----- Records for processing -----

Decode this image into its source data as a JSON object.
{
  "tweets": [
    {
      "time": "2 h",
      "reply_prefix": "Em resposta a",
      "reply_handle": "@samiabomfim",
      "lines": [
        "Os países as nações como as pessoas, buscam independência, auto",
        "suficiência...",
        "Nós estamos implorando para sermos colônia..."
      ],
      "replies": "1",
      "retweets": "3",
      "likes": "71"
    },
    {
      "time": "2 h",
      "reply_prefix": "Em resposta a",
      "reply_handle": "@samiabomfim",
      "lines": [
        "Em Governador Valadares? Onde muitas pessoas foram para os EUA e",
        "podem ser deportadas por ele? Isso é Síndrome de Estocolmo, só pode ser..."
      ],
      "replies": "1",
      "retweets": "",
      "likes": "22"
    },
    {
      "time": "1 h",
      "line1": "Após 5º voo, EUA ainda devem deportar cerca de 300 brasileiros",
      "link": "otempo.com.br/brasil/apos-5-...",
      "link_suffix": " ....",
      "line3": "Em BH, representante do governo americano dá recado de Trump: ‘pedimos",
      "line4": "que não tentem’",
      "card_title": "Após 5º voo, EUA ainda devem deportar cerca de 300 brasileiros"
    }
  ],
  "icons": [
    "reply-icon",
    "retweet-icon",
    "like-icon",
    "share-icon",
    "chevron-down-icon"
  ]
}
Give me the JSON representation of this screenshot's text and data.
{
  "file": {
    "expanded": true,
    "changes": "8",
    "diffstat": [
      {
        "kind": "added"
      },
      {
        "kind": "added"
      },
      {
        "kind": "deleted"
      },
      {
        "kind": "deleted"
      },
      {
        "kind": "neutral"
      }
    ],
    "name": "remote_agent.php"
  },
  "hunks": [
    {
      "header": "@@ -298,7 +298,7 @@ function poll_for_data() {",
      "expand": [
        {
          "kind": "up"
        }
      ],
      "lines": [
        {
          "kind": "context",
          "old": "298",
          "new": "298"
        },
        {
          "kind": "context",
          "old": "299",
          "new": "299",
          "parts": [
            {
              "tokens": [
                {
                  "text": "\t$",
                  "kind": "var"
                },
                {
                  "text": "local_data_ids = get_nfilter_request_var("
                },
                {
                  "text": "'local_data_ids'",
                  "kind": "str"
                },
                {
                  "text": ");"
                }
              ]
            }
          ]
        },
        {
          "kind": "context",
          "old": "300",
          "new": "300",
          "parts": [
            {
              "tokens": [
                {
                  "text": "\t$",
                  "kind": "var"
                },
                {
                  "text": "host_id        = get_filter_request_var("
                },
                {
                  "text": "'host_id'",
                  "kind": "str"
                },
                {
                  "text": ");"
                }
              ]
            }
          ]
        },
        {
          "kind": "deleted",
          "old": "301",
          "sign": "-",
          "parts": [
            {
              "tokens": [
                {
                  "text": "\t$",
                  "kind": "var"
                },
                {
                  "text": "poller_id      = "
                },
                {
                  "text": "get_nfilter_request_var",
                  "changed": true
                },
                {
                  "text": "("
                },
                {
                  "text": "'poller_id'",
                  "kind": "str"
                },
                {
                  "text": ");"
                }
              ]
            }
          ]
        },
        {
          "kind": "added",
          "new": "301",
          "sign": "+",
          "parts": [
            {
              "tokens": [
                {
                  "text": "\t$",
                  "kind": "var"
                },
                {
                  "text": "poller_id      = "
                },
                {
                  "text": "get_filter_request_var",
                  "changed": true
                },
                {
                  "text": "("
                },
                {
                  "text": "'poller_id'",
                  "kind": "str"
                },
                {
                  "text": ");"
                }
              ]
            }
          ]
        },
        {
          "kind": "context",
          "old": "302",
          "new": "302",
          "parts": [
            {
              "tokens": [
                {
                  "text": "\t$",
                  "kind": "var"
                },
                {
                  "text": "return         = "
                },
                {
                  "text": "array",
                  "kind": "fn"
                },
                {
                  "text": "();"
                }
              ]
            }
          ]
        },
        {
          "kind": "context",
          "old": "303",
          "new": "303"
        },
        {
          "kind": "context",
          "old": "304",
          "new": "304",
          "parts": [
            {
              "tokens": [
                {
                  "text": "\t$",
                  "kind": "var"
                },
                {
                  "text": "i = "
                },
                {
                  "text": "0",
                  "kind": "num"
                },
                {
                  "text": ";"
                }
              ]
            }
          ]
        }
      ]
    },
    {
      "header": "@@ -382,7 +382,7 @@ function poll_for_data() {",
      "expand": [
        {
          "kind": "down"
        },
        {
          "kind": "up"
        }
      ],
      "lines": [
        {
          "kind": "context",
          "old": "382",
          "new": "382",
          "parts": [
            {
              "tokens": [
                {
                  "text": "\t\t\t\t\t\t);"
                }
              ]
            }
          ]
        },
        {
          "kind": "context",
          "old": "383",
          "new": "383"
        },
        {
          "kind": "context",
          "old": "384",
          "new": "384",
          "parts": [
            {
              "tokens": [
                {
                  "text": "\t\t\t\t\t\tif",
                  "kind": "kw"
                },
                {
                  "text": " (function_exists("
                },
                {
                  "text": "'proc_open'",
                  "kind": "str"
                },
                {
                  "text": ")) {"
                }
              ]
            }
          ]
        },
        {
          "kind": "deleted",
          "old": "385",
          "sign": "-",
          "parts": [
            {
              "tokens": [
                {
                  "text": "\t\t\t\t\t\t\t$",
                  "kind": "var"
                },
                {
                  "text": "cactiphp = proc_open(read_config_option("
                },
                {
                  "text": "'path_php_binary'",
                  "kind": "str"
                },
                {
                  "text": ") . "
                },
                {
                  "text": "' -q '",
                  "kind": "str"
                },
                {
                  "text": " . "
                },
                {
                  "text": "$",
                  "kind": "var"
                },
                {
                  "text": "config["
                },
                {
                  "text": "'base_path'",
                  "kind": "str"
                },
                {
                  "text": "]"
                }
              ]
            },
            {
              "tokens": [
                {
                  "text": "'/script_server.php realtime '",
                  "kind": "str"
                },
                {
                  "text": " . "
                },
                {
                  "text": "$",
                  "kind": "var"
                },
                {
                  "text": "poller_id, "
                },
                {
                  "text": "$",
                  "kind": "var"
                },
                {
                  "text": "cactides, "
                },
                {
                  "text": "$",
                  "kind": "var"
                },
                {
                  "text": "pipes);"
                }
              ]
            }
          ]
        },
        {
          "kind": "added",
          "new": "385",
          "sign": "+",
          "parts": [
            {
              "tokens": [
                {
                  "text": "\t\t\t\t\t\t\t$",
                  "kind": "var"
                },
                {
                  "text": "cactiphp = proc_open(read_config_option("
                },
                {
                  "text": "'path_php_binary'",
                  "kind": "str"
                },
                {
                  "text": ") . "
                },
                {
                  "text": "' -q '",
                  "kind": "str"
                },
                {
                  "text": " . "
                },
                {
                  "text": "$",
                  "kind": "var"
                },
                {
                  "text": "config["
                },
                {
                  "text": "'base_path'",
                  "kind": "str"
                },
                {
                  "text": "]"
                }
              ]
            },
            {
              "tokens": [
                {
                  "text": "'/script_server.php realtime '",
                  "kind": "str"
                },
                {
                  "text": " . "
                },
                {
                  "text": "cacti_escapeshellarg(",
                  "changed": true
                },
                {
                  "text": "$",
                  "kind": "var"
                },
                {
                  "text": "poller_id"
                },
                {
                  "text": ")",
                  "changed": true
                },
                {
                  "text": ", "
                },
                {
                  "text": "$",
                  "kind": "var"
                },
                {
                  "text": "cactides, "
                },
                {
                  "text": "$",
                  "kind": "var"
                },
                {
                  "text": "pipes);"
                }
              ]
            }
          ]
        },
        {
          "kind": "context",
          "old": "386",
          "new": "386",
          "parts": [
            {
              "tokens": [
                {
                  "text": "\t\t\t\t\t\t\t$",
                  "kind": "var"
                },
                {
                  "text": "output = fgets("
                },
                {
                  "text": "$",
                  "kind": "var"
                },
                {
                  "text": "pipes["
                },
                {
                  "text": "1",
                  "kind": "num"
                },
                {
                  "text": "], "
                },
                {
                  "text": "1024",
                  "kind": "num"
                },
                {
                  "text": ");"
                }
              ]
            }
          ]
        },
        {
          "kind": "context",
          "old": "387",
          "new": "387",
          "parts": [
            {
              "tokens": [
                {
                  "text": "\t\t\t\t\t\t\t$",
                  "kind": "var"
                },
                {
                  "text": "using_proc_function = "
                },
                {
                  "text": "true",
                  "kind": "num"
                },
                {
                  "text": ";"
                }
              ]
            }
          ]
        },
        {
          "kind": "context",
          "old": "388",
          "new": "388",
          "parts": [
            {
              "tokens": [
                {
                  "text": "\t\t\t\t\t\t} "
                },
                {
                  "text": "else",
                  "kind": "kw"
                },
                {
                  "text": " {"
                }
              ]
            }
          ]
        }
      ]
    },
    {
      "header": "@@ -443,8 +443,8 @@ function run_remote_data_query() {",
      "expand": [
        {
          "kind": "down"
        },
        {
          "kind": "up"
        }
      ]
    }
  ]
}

-----

| Exercise aim |
Copy each line from the records above that includes the string "this".

| The output |
Decode this image into its source data as a JSON object.
Give me the JSON representation of this screenshot's text and data.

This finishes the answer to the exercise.